Records from a data source

==*==

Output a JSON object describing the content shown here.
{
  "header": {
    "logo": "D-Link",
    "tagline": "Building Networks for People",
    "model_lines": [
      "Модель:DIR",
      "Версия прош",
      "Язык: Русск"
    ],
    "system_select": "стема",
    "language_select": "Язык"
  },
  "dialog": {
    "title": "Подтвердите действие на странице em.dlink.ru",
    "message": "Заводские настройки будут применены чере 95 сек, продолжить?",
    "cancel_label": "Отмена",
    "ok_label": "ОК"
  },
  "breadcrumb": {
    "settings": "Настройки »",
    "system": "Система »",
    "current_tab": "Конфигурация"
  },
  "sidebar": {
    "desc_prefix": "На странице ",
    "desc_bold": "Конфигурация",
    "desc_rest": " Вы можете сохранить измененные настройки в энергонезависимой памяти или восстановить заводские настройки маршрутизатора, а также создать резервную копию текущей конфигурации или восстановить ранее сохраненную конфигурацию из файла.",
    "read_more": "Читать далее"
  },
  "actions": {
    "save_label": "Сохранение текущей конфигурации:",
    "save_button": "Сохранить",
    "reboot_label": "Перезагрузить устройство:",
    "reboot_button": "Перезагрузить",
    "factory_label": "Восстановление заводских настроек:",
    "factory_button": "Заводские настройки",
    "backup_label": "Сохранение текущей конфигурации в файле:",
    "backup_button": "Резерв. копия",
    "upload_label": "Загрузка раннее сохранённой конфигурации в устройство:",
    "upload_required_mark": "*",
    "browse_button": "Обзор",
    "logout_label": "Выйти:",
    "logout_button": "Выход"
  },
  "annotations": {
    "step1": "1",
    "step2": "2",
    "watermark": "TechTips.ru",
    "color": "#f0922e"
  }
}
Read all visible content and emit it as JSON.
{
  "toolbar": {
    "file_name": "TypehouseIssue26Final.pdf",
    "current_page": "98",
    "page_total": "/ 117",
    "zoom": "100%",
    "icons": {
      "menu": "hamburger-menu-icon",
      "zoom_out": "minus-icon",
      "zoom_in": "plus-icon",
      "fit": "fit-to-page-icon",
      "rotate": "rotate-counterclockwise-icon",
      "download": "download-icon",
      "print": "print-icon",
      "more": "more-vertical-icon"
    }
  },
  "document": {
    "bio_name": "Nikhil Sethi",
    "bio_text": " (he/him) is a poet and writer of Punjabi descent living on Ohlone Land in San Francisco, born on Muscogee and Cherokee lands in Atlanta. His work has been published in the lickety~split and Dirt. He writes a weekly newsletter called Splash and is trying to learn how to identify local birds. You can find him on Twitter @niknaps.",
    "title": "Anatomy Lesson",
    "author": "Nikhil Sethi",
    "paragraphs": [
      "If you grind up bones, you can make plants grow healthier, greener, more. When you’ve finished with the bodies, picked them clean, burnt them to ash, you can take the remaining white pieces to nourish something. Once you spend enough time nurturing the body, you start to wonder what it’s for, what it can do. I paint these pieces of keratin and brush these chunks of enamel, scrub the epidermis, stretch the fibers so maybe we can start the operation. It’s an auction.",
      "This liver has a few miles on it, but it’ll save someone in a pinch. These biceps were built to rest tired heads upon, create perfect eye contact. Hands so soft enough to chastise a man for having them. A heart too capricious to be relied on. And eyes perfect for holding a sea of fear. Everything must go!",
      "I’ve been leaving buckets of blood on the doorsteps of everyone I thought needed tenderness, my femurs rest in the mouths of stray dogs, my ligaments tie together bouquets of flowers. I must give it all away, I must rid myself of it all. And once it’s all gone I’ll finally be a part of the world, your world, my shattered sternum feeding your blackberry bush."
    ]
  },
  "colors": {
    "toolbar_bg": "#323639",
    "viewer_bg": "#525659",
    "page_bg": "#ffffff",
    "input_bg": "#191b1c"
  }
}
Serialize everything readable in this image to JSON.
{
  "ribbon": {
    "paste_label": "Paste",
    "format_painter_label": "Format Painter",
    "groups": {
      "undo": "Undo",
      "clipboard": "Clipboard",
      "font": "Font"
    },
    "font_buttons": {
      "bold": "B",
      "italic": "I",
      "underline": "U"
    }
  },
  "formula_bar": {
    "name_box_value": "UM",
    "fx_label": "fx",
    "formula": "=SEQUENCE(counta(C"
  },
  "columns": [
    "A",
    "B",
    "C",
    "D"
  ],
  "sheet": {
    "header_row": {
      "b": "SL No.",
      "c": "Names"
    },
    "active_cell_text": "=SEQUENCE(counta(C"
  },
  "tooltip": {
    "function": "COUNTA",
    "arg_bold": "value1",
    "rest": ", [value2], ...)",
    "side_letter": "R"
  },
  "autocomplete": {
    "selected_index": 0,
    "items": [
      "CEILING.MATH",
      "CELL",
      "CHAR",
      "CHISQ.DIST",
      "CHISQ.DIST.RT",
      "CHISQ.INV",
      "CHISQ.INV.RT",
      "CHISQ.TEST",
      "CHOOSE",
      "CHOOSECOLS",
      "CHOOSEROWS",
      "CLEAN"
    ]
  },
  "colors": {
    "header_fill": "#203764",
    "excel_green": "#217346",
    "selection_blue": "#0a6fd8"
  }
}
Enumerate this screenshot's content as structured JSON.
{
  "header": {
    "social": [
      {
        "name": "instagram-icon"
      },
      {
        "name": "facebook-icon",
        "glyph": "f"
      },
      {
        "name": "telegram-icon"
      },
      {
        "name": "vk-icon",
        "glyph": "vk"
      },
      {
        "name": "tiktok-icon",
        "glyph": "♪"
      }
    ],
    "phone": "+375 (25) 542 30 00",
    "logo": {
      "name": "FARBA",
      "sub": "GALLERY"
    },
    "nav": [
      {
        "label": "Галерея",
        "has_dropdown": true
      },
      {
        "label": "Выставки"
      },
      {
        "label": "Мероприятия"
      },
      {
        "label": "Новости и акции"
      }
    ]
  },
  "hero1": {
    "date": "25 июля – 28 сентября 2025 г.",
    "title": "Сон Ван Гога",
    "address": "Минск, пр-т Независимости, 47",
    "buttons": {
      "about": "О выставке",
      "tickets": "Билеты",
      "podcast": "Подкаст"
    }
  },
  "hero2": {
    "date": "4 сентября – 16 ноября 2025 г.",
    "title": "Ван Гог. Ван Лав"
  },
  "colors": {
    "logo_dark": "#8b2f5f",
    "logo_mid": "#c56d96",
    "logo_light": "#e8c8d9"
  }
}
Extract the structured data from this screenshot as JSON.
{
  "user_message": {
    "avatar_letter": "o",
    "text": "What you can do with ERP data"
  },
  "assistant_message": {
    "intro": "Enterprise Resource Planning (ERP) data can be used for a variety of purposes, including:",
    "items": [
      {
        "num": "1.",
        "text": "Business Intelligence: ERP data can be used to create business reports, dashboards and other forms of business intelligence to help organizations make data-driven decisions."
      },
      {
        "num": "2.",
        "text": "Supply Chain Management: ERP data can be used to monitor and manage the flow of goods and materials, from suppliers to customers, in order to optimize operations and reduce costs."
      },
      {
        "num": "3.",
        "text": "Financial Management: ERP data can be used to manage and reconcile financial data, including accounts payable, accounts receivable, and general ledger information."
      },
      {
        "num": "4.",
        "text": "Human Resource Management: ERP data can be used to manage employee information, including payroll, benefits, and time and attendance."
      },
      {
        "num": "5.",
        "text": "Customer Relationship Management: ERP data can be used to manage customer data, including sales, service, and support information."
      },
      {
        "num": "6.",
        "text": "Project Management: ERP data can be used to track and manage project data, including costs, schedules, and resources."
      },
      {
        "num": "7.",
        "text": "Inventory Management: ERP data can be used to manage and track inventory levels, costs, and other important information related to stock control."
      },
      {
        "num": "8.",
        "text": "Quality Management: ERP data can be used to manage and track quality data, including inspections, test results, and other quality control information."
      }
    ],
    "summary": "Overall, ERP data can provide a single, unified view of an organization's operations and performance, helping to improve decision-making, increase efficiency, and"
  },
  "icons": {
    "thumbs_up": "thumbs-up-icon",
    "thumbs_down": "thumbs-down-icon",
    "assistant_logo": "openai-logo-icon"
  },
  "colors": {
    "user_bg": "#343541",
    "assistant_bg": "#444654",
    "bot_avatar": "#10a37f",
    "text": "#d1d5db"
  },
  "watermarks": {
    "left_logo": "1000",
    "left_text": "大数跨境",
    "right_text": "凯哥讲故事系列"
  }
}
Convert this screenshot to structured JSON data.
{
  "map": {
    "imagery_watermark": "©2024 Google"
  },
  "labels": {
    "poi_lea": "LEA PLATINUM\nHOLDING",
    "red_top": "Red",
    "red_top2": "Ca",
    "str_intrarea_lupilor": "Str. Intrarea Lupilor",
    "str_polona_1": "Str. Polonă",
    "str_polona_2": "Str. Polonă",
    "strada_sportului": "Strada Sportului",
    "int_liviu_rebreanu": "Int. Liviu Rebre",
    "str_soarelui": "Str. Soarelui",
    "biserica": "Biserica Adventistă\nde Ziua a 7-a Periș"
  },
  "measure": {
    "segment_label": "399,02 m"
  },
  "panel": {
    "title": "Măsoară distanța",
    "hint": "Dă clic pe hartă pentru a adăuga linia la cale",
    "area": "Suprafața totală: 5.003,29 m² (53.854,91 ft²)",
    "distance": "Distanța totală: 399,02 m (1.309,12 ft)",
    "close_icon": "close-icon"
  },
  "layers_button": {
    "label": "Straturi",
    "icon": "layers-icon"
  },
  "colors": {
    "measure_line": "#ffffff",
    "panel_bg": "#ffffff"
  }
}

==*==

Prompt:
Find the line that contains "Convert this screenshot" in the listing above. Retype it and every line after it up to the last, exactly, and nothing else.

Exercise response:
Convert this screenshot to structured JSON data.
{
  "map": {
    "imagery_watermark": "©2024 Google"
  },
  "labels": {
    "poi_lea": "LEA PLATINUM\nHOLDING",
    "red_top": "Red",
    "red_top2": "Ca",
    "str_intrarea_lupilor": "Str. Intrarea Lupilor",
    "str_polona_1": "Str. Polonă",
    "str_polona_2": "Str. Polonă",
    "strada_sportului": "Strada Sportului",
    "int_liviu_rebreanu": "Int. Liviu Rebre",
    "str_soarelui": "Str. Soarelui",
    "biserica": "Biserica Adventistă\nde Ziua a 7-a Periș"
  },
  "measure": {
    "segment_label": "399,02 m"
  },
  "panel": {
    "title": "Măsoară distanța",
    "hint": "Dă clic pe hartă pentru a adăuga linia la cale",
    "area": "Suprafața totală: 5.003,29 m² (53.854,91 ft²)",
    "distance": "Distanța totală: 399,02 m (1.309,12 ft)",
    "close_icon": "close-icon"
  },
  "layers_button": {
    "label": "Straturi",
    "icon": "layers-icon"
  },
  "colors": {
    "measure_line": "#ffffff",
    "panel_bg": "#ffffff"
  }
}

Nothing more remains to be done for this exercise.